AIM:
Print each line of the listing once more, precisely as given.

LISTED RECORDS:
>> start

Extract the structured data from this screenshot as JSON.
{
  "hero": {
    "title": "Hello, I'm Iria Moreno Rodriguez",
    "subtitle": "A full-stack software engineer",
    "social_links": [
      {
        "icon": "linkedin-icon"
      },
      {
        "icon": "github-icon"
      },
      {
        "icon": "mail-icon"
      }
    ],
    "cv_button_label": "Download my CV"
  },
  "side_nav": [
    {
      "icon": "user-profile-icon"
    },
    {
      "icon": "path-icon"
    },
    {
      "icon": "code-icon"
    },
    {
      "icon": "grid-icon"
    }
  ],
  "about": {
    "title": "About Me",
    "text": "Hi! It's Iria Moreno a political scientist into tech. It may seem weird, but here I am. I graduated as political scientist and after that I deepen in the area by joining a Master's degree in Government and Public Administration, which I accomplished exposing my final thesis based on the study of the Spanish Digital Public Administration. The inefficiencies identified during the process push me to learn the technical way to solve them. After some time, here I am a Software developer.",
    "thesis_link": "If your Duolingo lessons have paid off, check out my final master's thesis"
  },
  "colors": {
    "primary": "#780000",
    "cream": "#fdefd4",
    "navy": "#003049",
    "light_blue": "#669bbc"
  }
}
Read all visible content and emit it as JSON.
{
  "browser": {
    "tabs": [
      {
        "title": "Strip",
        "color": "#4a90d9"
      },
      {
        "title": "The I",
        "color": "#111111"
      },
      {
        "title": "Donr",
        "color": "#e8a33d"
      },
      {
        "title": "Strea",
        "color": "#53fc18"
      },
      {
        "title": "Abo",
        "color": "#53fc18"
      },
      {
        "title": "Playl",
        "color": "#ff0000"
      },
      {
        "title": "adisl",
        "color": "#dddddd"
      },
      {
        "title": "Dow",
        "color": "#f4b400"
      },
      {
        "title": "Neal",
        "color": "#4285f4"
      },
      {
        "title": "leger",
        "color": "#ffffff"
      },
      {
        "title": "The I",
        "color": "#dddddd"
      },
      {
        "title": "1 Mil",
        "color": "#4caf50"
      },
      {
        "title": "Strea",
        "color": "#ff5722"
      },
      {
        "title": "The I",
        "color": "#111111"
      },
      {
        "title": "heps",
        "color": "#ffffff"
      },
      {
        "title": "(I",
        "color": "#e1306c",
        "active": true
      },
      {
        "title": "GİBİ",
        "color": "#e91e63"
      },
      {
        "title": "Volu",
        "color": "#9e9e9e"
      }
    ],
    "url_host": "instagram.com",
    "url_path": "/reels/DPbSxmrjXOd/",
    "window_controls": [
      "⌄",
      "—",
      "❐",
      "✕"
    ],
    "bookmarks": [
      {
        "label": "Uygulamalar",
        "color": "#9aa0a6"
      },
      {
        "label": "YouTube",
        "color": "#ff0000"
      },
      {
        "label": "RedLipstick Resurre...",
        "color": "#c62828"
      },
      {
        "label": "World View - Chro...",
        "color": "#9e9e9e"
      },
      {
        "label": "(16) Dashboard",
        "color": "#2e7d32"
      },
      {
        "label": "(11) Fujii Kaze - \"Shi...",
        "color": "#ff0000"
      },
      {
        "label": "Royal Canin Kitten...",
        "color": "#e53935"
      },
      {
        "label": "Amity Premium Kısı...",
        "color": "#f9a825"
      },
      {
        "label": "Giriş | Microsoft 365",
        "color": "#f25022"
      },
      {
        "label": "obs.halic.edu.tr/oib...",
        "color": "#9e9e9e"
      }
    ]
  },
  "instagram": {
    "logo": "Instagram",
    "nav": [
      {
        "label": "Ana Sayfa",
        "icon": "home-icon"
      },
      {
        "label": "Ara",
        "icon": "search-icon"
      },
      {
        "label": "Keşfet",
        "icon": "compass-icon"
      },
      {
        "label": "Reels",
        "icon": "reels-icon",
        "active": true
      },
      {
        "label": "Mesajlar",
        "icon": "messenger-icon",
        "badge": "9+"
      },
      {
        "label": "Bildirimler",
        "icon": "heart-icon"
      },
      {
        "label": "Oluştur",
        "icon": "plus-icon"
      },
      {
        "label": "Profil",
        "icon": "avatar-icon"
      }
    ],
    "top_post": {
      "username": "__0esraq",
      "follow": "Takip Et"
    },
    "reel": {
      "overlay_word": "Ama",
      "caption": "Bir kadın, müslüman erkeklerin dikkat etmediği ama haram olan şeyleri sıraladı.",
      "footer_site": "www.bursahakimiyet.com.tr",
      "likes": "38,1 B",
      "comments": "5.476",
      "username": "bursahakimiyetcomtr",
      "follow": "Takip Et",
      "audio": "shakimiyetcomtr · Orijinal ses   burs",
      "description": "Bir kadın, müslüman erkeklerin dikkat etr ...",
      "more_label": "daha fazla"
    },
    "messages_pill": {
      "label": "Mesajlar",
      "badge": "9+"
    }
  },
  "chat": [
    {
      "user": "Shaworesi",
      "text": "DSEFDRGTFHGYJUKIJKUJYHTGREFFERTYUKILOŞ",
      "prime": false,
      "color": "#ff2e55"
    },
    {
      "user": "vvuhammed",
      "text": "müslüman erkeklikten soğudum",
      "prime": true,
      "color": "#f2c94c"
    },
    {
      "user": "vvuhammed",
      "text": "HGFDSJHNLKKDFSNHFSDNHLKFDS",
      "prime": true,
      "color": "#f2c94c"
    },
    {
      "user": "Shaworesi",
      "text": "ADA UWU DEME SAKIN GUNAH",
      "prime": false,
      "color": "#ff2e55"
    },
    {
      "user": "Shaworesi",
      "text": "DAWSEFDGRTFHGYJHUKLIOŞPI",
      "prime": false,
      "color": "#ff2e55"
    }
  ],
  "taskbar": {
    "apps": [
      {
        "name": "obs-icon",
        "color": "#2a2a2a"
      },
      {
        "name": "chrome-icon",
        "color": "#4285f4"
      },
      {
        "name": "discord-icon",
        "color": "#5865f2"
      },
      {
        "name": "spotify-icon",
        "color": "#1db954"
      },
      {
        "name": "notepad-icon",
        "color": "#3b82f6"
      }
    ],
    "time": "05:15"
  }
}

>> end

WRITTEN SOLUTION:
Extract the structured data from this screenshot as JSON.
{
  "hero": {
    "title": "Hello, I'm Iria Moreno Rodriguez",
    "subtitle": "A full-stack software engineer",
    "social_links": [
      {
        "icon": "linkedin-icon"
      },
      {
        "icon": "github-icon"
      },
      {
        "icon": "mail-icon"
      }
    ],
    "cv_button_label": "Download my CV"
  },
  "side_nav": [
    {
      "icon": "user-profile-icon"
    },
    {
      "icon": "path-icon"
    },
    {
      "icon": "code-icon"
    },
    {
      "icon": "grid-icon"
    }
  ],
  "about": {
    "title": "About Me",
    "text": "Hi! It's Iria Moreno a political scientist into tech. It may seem weird, but here I am. I graduated as political scientist and after that I deepen in the area by joining a Master's degree in Government and Public Administration, which I accomplished exposing my final thesis based on the study of the Spanish Digital Public Administration. The inefficiencies identified during the process push me to learn the technical way to solve them. After some time, here I am a Software developer.",
    "thesis_link": "If your Duolingo lessons have paid off, check out my final master's thesis"
  },
  "colors": {
    "primary": "#780000",
    "cream": "#fdefd4",
    "navy": "#003049",
    "light_blue": "#669bbc"
  }
}
Read all visible content and emit it as JSON.
{
  "browser": {
    "tabs": [
      {
        "title": "Strip",
        "color": "#4a90d9"
      },
      {
        "title": "The I",
        "color": "#111111"
      },
      {
        "title": "Donr",
        "color": "#e8a33d"
      },
      {
        "title": "Strea",
        "color": "#53fc18"
      },
      {
        "title": "Abo",
        "color": "#53fc18"
      },
      {
        "title": "Playl",
        "color": "#ff0000"
      },
      {
        "title": "adisl",
        "color": "#dddddd"
      },
      {
        "title": "Dow",
        "color": "#f4b400"
      },
      {
        "title": "Neal",
        "color": "#4285f4"
      },
      {
        "title": "leger",
        "color": "#ffffff"
      },
      {
        "title": "The I",
        "color": "#dddddd"
      },
      {
        "title": "1 Mil",
        "color": "#4caf50"
      },
      {
        "title": "Strea",
        "color": "#ff5722"
      },
      {
        "title": "The I",
        "color": "#111111"
      },
      {
        "title": "heps",
        "color": "#ffffff"
      },
      {
        "title": "(I",
        "color": "#e1306c",
        "active": true
      },
      {
        "title": "GİBİ",
        "color": "#e91e63"
      },
      {
        "title": "Volu",
        "color": "#9e9e9e"
      }
    ],
    "url_host": "instagram.com",
    "url_path": "/reels/DPbSxmrjXOd/",
    "window_controls": [
      "⌄",
      "—",
      "❐",
      "✕"
    ],
    "bookmarks": [
      {
        "label": "Uygulamalar",
        "color": "#9aa0a6"
      },
      {
        "label": "YouTube",
        "color": "#ff0000"
      },
      {
        "label": "RedLipstick Resurre...",
        "color": "#c62828"
      },
      {
        "label": "World View - Chro...",
        "color": "#9e9e9e"
      },
      {
        "label": "(16) Dashboard",
        "color": "#2e7d32"
      },
      {
        "label": "(11) Fujii Kaze - \"Shi...",
        "color": "#ff0000"
      },
      {
        "label": "Royal Canin Kitten...",
        "color": "#e53935"
      },
      {
        "label": "Amity Premium Kısı...",
        "color": "#f9a825"
      },
      {
        "label": "Giriş | Microsoft 365",
        "color": "#f25022"
      },
      {
        "label": "obs.halic.edu.tr/oib...",
        "color": "#9e9e9e"
      }
    ]
  },
  "instagram": {
    "logo": "Instagram",
    "nav": [
      {
        "label": "Ana Sayfa",
        "icon": "home-icon"
      },
      {
        "label": "Ara",
        "icon": "search-icon"
      },
      {
        "label": "Keşfet",
        "icon": "compass-icon"
      },
      {
        "label": "Reels",
        "icon": "reels-icon",
        "active": true
      },
      {
        "label": "Mesajlar",
        "icon": "messenger-icon",
        "badge": "9+"
      },
      {
        "label": "Bildirimler",
        "icon": "heart-icon"
      },
      {
        "label": "Oluştur",
        "icon": "plus-icon"
      },
      {
        "label": "Profil",
        "icon": "avatar-icon"
      }
    ],
    "top_post": {
      "username": "__0esraq",
      "follow": "Takip Et"
    },
    "reel": {
      "overlay_word": "Ama",
      "caption": "Bir kadın, müslüman erkeklerin dikkat etmediği ama haram olan şeyleri sıraladı.",
      "footer_site": "www.bursahakimiyet.com.tr",
      "likes": "38,1 B",
      "comments": "5.476",
      "username": "bursahakimiyetcomtr",
      "follow": "Takip Et",
      "audio": "shakimiyetcomtr · Orijinal ses   burs",
      "description": "Bir kadın, müslüman erkeklerin dikkat etr ...",
      "more_label": "daha fazla"
    },
    "messages_pill": {
      "label": "Mesajlar",
      "badge": "9+"
    }
  },
  "chat": [
    {
      "user": "Shaworesi",
      "text": "DSEFDRGTFHGYJUKIJKUJYHTGREFFERTYUKILOŞ",
      "prime": false,
      "color": "#ff2e55"
    },
    {
      "user": "vvuhammed",
      "text": "müslüman erkeklikten soğudum",
      "prime": true,
      "color": "#f2c94c"
    },
    {
      "user": "vvuhammed",
      "text": "HGFDSJHNLKKDFSNHFSDNHLKFDS",
      "prime": true,
      "color": "#f2c94c"
    },
    {
      "user": "Shaworesi",
      "text": "ADA UWU DEME SAKIN GUNAH",
      "prime": false,
      "color": "#ff2e55"
    },
    {
      "user": "Shaworesi",
      "text": "DAWSEFDGRTFHGYJHUKLIOŞPI",
      "prime": false,
      "color": "#ff2e55"
    }
  ],
  "taskbar": {
    "apps": [
      {
        "name": "obs-icon",
        "color": "#2a2a2a"
      },
      {
        "name": "chrome-icon",
        "color": "#4285f4"
      },
      {
        "name": "discord-icon",
        "color": "#5865f2"
      },
      {
        "name": "spotify-icon",
        "color": "#1db954"
      },
      {
        "name": "notepad-icon",
        "color": "#3b82f6"
      }
    ],
    "time": "05:15"
  }
}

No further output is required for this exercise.